— START —

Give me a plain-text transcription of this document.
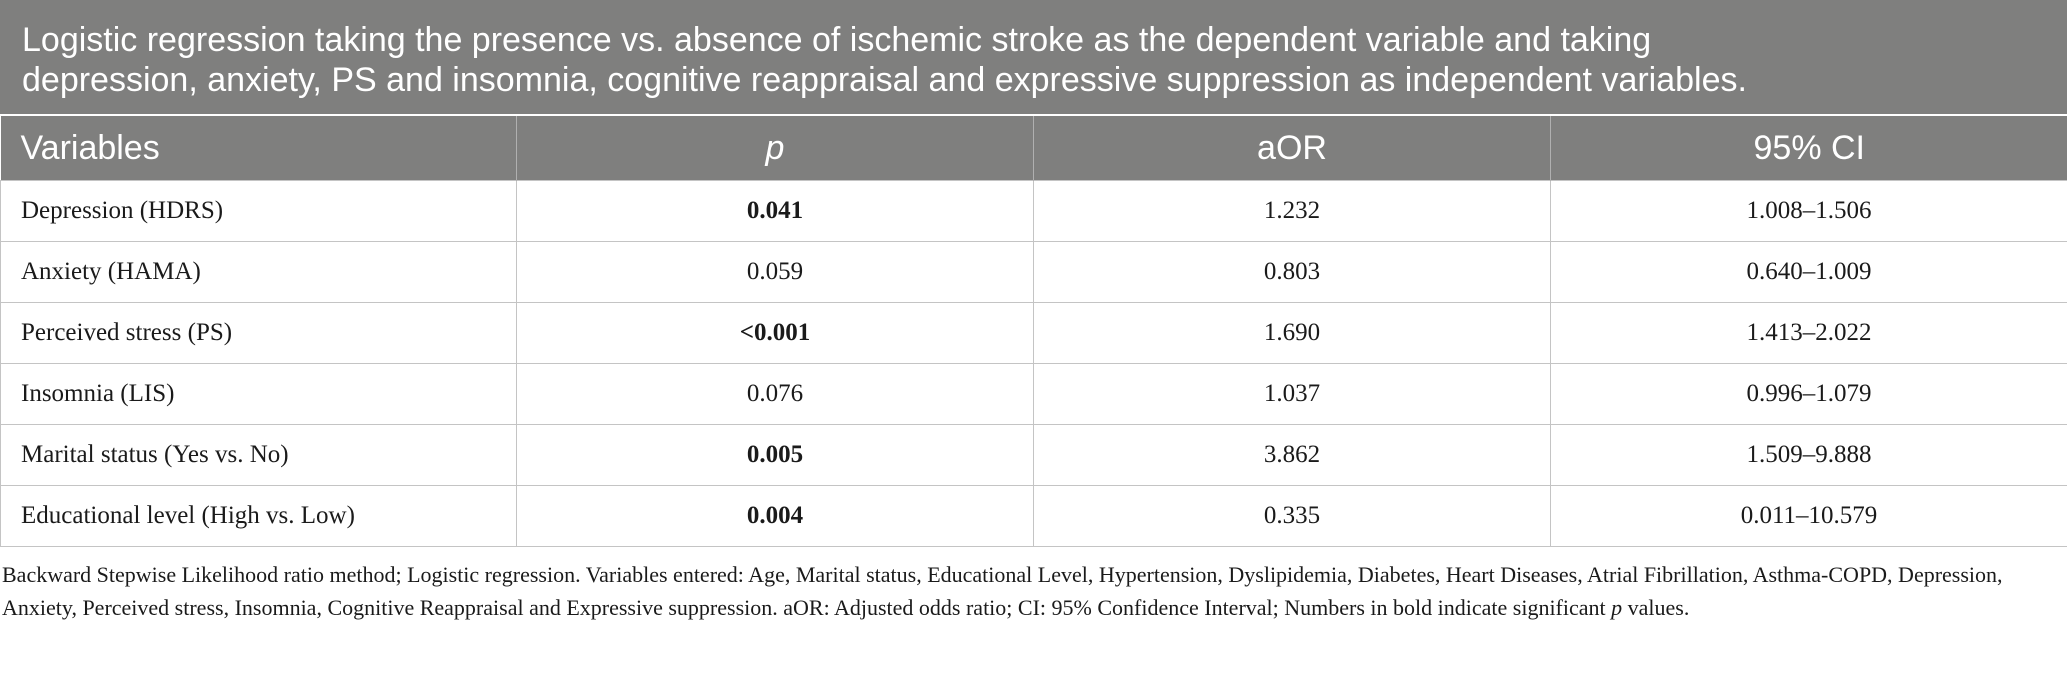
Logistic regression taking the presence vs. absence of ischemic stroke as the dependent variable and taking
depression, anxiety, PS and insomnia, cognitive reappraisal and expressive suppression as independent variables.
Variables	p	aOR	95% CI
Depression (HDRS)	0.041	1.232	1.008–1.506
Anxiety (HAMA)	0.059	0.803	0.640–1.009
Perceived stress (PS)	<0.001	1.690	1.413–2.022
Insomnia (LIS)	0.076	1.037	0.996–1.079
Marital status (Yes vs. No)	0.005	3.862	1.509–9.888
Educational level (High vs. Low)	0.004	0.335	0.011–10.579
Backward Stepwise Likelihood ratio method; Logistic regression. Variables entered: Age, Marital status, Educational Level, Hypertension, Dyslipidemia, Diabetes, Heart Diseases, Atrial Fibrillation, Asthma-COPD, Depression, Anxiety, Perceived stress, Insomnia, Cognitive Reappraisal and Expressive suppression. aOR: Adjusted odds ratio; CI: 95% Confidence Interval; Numbers in bold indicate significant p values.
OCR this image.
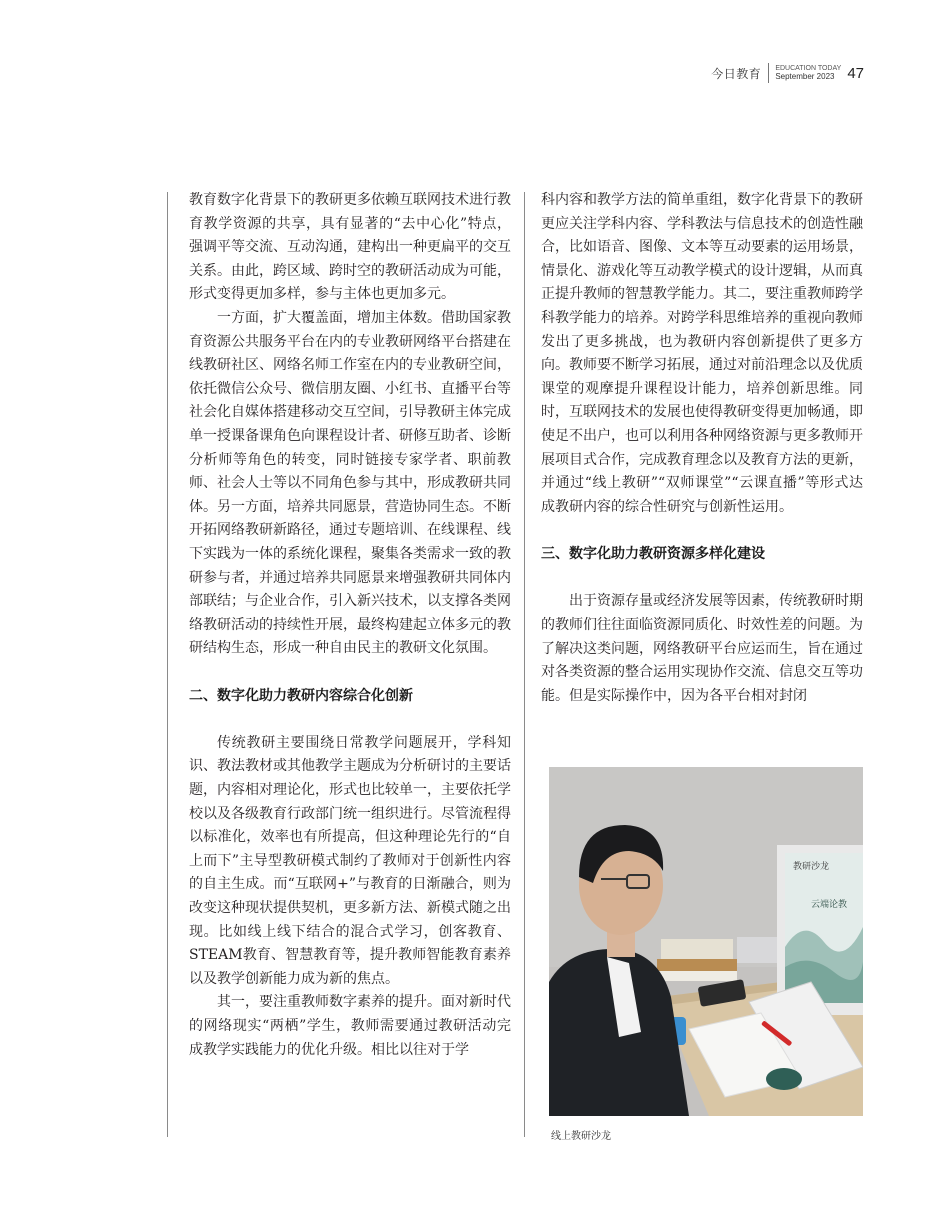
今日教育 EDUCATION TODAY
September 2023 47

教育数字化背景下的教研更多依赖互联网技术进行教育教学资源的共享，具有显著的“去中心化”特点，强调平等交流、互动沟通，建构出一种更扁平的交互关系。由此，跨区域、跨时空的教研活动成为可能，形式变得更加多样，参与主体也更加多元。

一方面，扩大覆盖面，增加主体数。借助国家教育资源公共服务平台在内的专业教研网络平台搭建在线教研社区、网络名师工作室在内的专业教研空间，依托微信公众号、微信朋友圈、小红书、直播平台等社会化自媒体搭建移动交互空间，引导教研主体完成单一授课备课角色向课程设计者、研修互助者、诊断分析师等角色的转变，同时链接专家学者、职前教师、社会人士等以不同角色参与其中，形成教研共同体。另一方面，培养共同愿景，营造协同生态。不断开拓网络教研新路径，通过专题培训、在线课程、线下实践为一体的系统化课程，聚集各类需求一致的教研参与者，并通过培养共同愿景来增强教研共同体内部联结；与企业合作，引入新兴技术，以支撑各类网络教研活动的持续性开展，最终构建起立体多元的教研结构生态，形成一种自由民主的教研文化氛围。

二、数字化助力教研内容综合化创新

传统教研主要围绕日常教学问题展开，学科知识、教法教材或其他教学主题成为分析研讨的主要话题，内容相对理论化，形式也比较单一，主要依托学校以及各级教育行政部门统一组织进行。尽管流程得以标准化，效率也有所提高，但这种理论先行的“自上而下”主导型教研模式制约了教师对于创新性内容的自主生成。而“互联网+”与教育的日渐融合，则为改变这种现状提供契机，更多新方法、新模式随之出现。比如线上线下结合的混合式学习，创客教育、STEAM教育、智慧教育等，提升教师智能教育素养以及教学创新能力成为新的焦点。

其一，要注重教师数字素养的提升。面对新时代的网络现实“两栖”学生，教师需要通过教研活动完成教学实践能力的优化升级。相比以往对于学

科内容和教学方法的简单重组，数字化背景下的教研更应关注学科内容、学科教法与信息技术的创造性融合，比如语音、图像、文本等互动要素的运用场景，情景化、游戏化等互动教学模式的设计逻辑，从而真正提升教师的智慧教学能力。其二，要注重教师跨学科教学能力的培养。对跨学科思维培养的重视向教师发出了更多挑战，也为教研内容创新提供了更多方向。教师要不断学习拓展，通过对前沿理念以及优质课堂的观摩提升课程设计能力，培养创新思维。同时，互联网技术的发展也使得教研变得更加畅通，即使足不出户，也可以利用各种网络资源与更多教师开展项目式合作，完成教育理念以及教育方法的更新，并通过“线上教研”“双师课堂”“云课直播”等形式达成教研内容的综合性研究与创新性运用。

三、数字化助力教研资源多样化建设

出于资源存量或经济发展等因素，传统教研时期的教师们往往面临资源同质化、时效性差的问题。为了解决这类问题，网络教研平台应运而生，旨在通过对各类资源的整合运用实现协作交流、信息交互等功能。但是实际操作中，因为各平台相对封闭

教研沙龙
云端论教
线上教研沙龙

— END —

### STATED GOAL
Scan the data above; copy every line where "Educational" appears.

### PROBLEM SOLUTION
Educational level (High vs. Low)	0.004	0.335	0.011–10.579
Backward Stepwise Likelihood ratio method; Logistic regression. Variables entered: Age, Marital status, Educational Level, Hypertension, Dyslipidemia, Diabetes, Heart Diseases, Atrial Fibrillation, Asthma-COPD, Depression, Anxiety, Perceived stress, Insomnia, Cognitive Reappraisal and Expressive suppression. aOR: Adjusted odds ratio; CI: 95% Confidence Interval; Numbers in bold indicate significant p values.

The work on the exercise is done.